**INSTRUCTION:** Only the lines from the one containing "Parse this screenshot: output" through the final line of the material below should be output, exactly as they stand.

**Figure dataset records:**

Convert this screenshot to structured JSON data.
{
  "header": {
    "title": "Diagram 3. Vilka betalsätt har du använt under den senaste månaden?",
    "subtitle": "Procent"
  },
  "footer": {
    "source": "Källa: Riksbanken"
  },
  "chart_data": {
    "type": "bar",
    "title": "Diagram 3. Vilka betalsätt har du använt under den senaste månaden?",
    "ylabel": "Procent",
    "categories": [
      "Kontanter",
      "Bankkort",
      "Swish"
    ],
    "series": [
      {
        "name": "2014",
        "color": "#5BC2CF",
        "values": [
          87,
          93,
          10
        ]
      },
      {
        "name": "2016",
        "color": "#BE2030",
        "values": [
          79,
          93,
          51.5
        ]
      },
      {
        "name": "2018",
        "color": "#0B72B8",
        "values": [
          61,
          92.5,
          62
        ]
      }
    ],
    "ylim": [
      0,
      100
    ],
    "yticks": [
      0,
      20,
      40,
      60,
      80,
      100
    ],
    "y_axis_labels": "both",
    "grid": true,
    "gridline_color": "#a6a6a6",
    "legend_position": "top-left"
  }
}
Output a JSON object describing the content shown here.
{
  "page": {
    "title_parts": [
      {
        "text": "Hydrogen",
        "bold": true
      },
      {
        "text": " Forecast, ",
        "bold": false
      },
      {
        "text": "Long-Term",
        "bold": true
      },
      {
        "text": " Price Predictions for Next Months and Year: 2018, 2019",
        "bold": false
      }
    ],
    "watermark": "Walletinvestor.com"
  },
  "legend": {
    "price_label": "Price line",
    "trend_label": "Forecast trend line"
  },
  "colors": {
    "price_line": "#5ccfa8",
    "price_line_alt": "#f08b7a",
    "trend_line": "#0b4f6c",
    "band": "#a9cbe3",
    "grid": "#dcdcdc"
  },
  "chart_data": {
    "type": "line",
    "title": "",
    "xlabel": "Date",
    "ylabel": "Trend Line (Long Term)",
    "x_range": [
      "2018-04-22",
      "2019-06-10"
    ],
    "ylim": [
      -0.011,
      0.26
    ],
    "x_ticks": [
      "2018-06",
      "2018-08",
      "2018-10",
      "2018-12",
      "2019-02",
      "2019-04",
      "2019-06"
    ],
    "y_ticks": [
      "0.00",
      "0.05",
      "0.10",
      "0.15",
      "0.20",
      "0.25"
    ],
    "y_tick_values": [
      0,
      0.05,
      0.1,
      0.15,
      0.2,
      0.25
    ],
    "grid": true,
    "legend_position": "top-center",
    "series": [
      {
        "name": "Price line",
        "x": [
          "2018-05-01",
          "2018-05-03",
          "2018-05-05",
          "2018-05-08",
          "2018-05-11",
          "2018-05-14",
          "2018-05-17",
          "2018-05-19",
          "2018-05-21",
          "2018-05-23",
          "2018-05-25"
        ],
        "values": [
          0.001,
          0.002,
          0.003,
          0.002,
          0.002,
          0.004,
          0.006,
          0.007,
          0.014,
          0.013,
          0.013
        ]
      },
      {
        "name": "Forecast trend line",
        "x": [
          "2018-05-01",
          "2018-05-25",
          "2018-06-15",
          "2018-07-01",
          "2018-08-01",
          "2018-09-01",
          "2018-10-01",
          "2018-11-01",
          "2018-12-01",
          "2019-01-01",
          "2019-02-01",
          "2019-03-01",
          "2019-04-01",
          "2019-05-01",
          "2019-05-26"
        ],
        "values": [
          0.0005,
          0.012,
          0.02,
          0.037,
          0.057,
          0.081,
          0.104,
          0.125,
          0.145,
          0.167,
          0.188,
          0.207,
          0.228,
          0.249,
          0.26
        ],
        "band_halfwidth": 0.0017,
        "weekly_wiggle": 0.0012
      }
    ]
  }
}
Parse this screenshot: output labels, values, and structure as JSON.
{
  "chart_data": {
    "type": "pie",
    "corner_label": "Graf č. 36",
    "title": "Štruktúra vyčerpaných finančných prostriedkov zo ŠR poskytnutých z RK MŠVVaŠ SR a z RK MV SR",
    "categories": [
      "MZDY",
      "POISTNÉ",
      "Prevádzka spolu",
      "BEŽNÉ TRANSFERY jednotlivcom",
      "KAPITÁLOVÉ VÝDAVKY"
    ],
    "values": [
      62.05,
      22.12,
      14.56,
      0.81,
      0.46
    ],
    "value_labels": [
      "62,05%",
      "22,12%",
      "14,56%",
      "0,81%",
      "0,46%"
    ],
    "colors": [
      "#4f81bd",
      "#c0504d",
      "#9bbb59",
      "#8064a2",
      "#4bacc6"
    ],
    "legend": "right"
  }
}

**SOLUTION FOR THIS TASK:**
Parse this screenshot: output labels, values, and structure as JSON.
{
  "chart_data": {
    "type": "pie",
    "corner_label": "Graf č. 36",
    "title": "Štruktúra vyčerpaných finančných prostriedkov zo ŠR poskytnutých z RK MŠVVaŠ SR a z RK MV SR",
    "categories": [
      "MZDY",
      "POISTNÉ",
      "Prevádzka spolu",
      "BEŽNÉ TRANSFERY jednotlivcom",
      "KAPITÁLOVÉ VÝDAVKY"
    ],
    "values": [
      62.05,
      22.12,
      14.56,
      0.81,
      0.46
    ],
    "value_labels": [
      "62,05%",
      "22,12%",
      "14,56%",
      "0,81%",
      "0,46%"
    ],
    "colors": [
      "#4f81bd",
      "#c0504d",
      "#9bbb59",
      "#8064a2",
      "#4bacc6"
    ],
    "legend": "right"
  }
}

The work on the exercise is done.